* _AIM OF THE EXERCISE_: List every line in this data where the string "efficient" occurs.

* _DATA FOR PROCESSING_:
---
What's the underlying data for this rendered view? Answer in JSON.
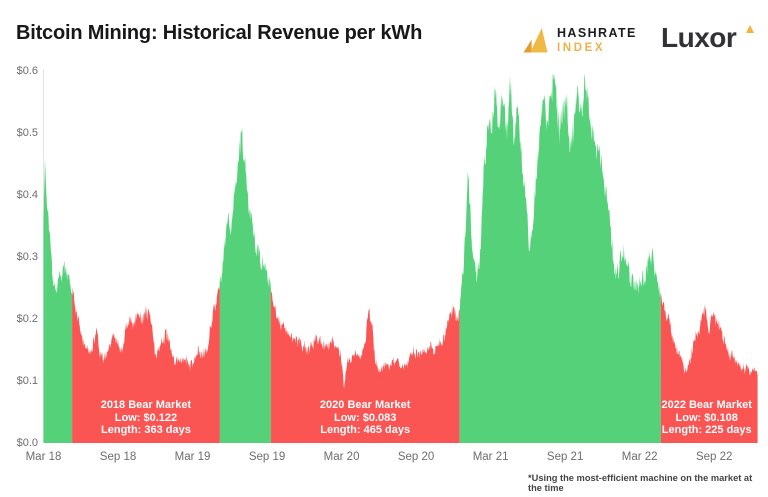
{
  "header": {
    "title": "Bitcoin Mining: Historical Revenue per kWh",
    "hashrate_index": {
      "line1": "HASHRATE",
      "line2": "INDEX"
    },
    "luxor": {
      "text": "Luxor"
    }
  },
  "footnote": "*Using the most-efficient machine on the market at the time",
  "colors": {
    "bull_green": "#55d279",
    "bear_red": "#fa5453",
    "gold_dark": "#e49b2f",
    "gold_light": "#f0b845",
    "axis_text": "#6d6d6d"
  },
  "chart_data": {
    "type": "area",
    "title": "Bitcoin Mining: Historical Revenue per kWh",
    "unit": "USD revenue per kWh (most-efficient machine)",
    "grid": false,
    "legend_position": "none",
    "x_axis": {
      "start": "Mar 2018",
      "end": "Dec 2022",
      "months_between_ticks": 6,
      "ticks": [
        "Mar 18",
        "Sep 18",
        "Mar 19",
        "Sep 19",
        "Mar 20",
        "Sep 20",
        "Mar 21",
        "Sep 21",
        "Mar 22",
        "Sep 22"
      ]
    },
    "y_axis": {
      "lim": [
        0,
        0.6
      ],
      "ticks": [
        "$0.0",
        "$0.1",
        "$0.2",
        "$0.3",
        "$0.4",
        "$0.5",
        "$0.6"
      ]
    },
    "segments": [
      {
        "market": "bull",
        "from_month": 0,
        "to_month": 2.3
      },
      {
        "market": "bear",
        "from_month": 2.3,
        "to_month": 14.2,
        "name": "2018 Bear Market",
        "low_usd": 0.122,
        "length_days": 363
      },
      {
        "market": "bull",
        "from_month": 14.2,
        "to_month": 18.3
      },
      {
        "market": "bear",
        "from_month": 18.3,
        "to_month": 33.5,
        "name": "2020 Bear Market",
        "low_usd": 0.083,
        "length_days": 465
      },
      {
        "market": "bull",
        "from_month": 33.5,
        "to_month": 49.7
      },
      {
        "market": "bear",
        "from_month": 49.7,
        "to_month": 57.5,
        "name": "2022 Bear Market",
        "low_usd": 0.108,
        "length_days": 225
      }
    ],
    "annotations": [
      {
        "title": "2018 Bear Market",
        "low": "Low: $0.122",
        "length": "Length: 363 days",
        "center_month": 8.25
      },
      {
        "title": "2020 Bear Market",
        "low": "Low: $0.083",
        "length": "Length: 465 days",
        "center_month": 25.9
      },
      {
        "title": "2022 Bear Market",
        "low": "Low: $0.108",
        "length": "Length: 225 days",
        "center_month": 53.4
      }
    ],
    "anchor_points_month_usd": [
      [
        0,
        0.37
      ],
      [
        0.12,
        0.45
      ],
      [
        0.3,
        0.39
      ],
      [
        0.5,
        0.345
      ],
      [
        0.8,
        0.27
      ],
      [
        1.05,
        0.235
      ],
      [
        1.3,
        0.26
      ],
      [
        1.6,
        0.28
      ],
      [
        1.85,
        0.275
      ],
      [
        2.1,
        0.262
      ],
      [
        2.3,
        0.247
      ],
      [
        2.6,
        0.21
      ],
      [
        2.9,
        0.185
      ],
      [
        3.2,
        0.165
      ],
      [
        3.5,
        0.152
      ],
      [
        3.8,
        0.148
      ],
      [
        4.1,
        0.158
      ],
      [
        4.3,
        0.188
      ],
      [
        4.5,
        0.15
      ],
      [
        4.8,
        0.138
      ],
      [
        5.1,
        0.142
      ],
      [
        5.4,
        0.155
      ],
      [
        5.7,
        0.168
      ],
      [
        6.0,
        0.155
      ],
      [
        6.3,
        0.15
      ],
      [
        6.7,
        0.185
      ],
      [
        7.0,
        0.2
      ],
      [
        7.3,
        0.19
      ],
      [
        7.6,
        0.21
      ],
      [
        8.0,
        0.205
      ],
      [
        8.3,
        0.212
      ],
      [
        8.6,
        0.196
      ],
      [
        9.0,
        0.142
      ],
      [
        9.4,
        0.152
      ],
      [
        9.9,
        0.18
      ],
      [
        10.2,
        0.16
      ],
      [
        10.5,
        0.135
      ],
      [
        11.0,
        0.133
      ],
      [
        11.5,
        0.138
      ],
      [
        12.0,
        0.132
      ],
      [
        12.4,
        0.145
      ],
      [
        12.8,
        0.148
      ],
      [
        13.2,
        0.152
      ],
      [
        13.6,
        0.21
      ],
      [
        13.9,
        0.225
      ],
      [
        14.2,
        0.25
      ],
      [
        14.5,
        0.3
      ],
      [
        14.8,
        0.355
      ],
      [
        15.1,
        0.34
      ],
      [
        15.4,
        0.4
      ],
      [
        15.9,
        0.485
      ],
      [
        16.3,
        0.44
      ],
      [
        16.5,
        0.39
      ],
      [
        16.9,
        0.34
      ],
      [
        17.1,
        0.31
      ],
      [
        17.35,
        0.325
      ],
      [
        17.7,
        0.295
      ],
      [
        18.0,
        0.275
      ],
      [
        18.3,
        0.245
      ],
      [
        18.5,
        0.222
      ],
      [
        18.8,
        0.196
      ],
      [
        19.2,
        0.19
      ],
      [
        19.6,
        0.18
      ],
      [
        20.0,
        0.17
      ],
      [
        20.5,
        0.16
      ],
      [
        21.0,
        0.155
      ],
      [
        21.5,
        0.162
      ],
      [
        22.0,
        0.17
      ],
      [
        22.5,
        0.16
      ],
      [
        23.0,
        0.155
      ],
      [
        23.4,
        0.16
      ],
      [
        23.8,
        0.145
      ],
      [
        24.0,
        0.13
      ],
      [
        24.2,
        0.085
      ],
      [
        24.45,
        0.125
      ],
      [
        24.8,
        0.135
      ],
      [
        25.2,
        0.14
      ],
      [
        25.6,
        0.15
      ],
      [
        25.9,
        0.16
      ],
      [
        26.2,
        0.225
      ],
      [
        26.45,
        0.19
      ],
      [
        26.7,
        0.135
      ],
      [
        27.0,
        0.125
      ],
      [
        27.4,
        0.12
      ],
      [
        27.8,
        0.125
      ],
      [
        28.2,
        0.13
      ],
      [
        28.6,
        0.125
      ],
      [
        29.0,
        0.122
      ],
      [
        29.4,
        0.13
      ],
      [
        29.8,
        0.138
      ],
      [
        30.2,
        0.14
      ],
      [
        30.6,
        0.147
      ],
      [
        31.0,
        0.155
      ],
      [
        31.5,
        0.15
      ],
      [
        32.0,
        0.16
      ],
      [
        32.5,
        0.185
      ],
      [
        33.0,
        0.209
      ],
      [
        33.3,
        0.196
      ],
      [
        33.5,
        0.21
      ],
      [
        33.8,
        0.27
      ],
      [
        34.2,
        0.43
      ],
      [
        34.5,
        0.33
      ],
      [
        34.9,
        0.27
      ],
      [
        35.2,
        0.32
      ],
      [
        35.5,
        0.46
      ],
      [
        35.8,
        0.52
      ],
      [
        36.1,
        0.49
      ],
      [
        36.4,
        0.555
      ],
      [
        36.7,
        0.5
      ],
      [
        37.0,
        0.565
      ],
      [
        37.3,
        0.51
      ],
      [
        37.6,
        0.577
      ],
      [
        37.9,
        0.5
      ],
      [
        38.2,
        0.535
      ],
      [
        38.5,
        0.46
      ],
      [
        38.8,
        0.4
      ],
      [
        39.1,
        0.3
      ],
      [
        39.4,
        0.33
      ],
      [
        39.7,
        0.42
      ],
      [
        40.0,
        0.5
      ],
      [
        40.3,
        0.55
      ],
      [
        40.6,
        0.5
      ],
      [
        40.9,
        0.545
      ],
      [
        41.2,
        0.57
      ],
      [
        41.5,
        0.49
      ],
      [
        41.8,
        0.53
      ],
      [
        42.1,
        0.555
      ],
      [
        42.4,
        0.48
      ],
      [
        42.7,
        0.52
      ],
      [
        43.0,
        0.55
      ],
      [
        43.3,
        0.52
      ],
      [
        43.6,
        0.582
      ],
      [
        43.9,
        0.55
      ],
      [
        44.2,
        0.5
      ],
      [
        44.5,
        0.46
      ],
      [
        44.9,
        0.47
      ],
      [
        45.2,
        0.42
      ],
      [
        45.5,
        0.38
      ],
      [
        45.8,
        0.32
      ],
      [
        46.1,
        0.28
      ],
      [
        46.4,
        0.3
      ],
      [
        46.7,
        0.31
      ],
      [
        47.0,
        0.28
      ],
      [
        47.3,
        0.26
      ],
      [
        47.6,
        0.255
      ],
      [
        47.9,
        0.252
      ],
      [
        48.2,
        0.265
      ],
      [
        48.5,
        0.28
      ],
      [
        48.8,
        0.3
      ],
      [
        49.0,
        0.305
      ],
      [
        49.3,
        0.27
      ],
      [
        49.5,
        0.25
      ],
      [
        49.7,
        0.238
      ],
      [
        49.9,
        0.225
      ],
      [
        50.2,
        0.2
      ],
      [
        50.5,
        0.185
      ],
      [
        50.8,
        0.165
      ],
      [
        51.1,
        0.15
      ],
      [
        51.4,
        0.135
      ],
      [
        51.8,
        0.115
      ],
      [
        52.1,
        0.14
      ],
      [
        52.4,
        0.165
      ],
      [
        52.7,
        0.185
      ],
      [
        53.0,
        0.2
      ],
      [
        53.3,
        0.211
      ],
      [
        53.6,
        0.19
      ],
      [
        53.9,
        0.2
      ],
      [
        54.2,
        0.193
      ],
      [
        54.5,
        0.175
      ],
      [
        54.8,
        0.16
      ],
      [
        55.1,
        0.15
      ],
      [
        55.4,
        0.143
      ],
      [
        55.7,
        0.135
      ],
      [
        56.0,
        0.128
      ],
      [
        56.3,
        0.122
      ],
      [
        56.6,
        0.118
      ],
      [
        56.9,
        0.112
      ],
      [
        57.2,
        0.118
      ],
      [
        57.5,
        0.124
      ]
    ]
  }
}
---
* _SOLVED PROBLEM_:
  "footnote": "*Using the most-efficient machine on the market at the time",
    "unit": "USD revenue per kWh (most-efficient machine)",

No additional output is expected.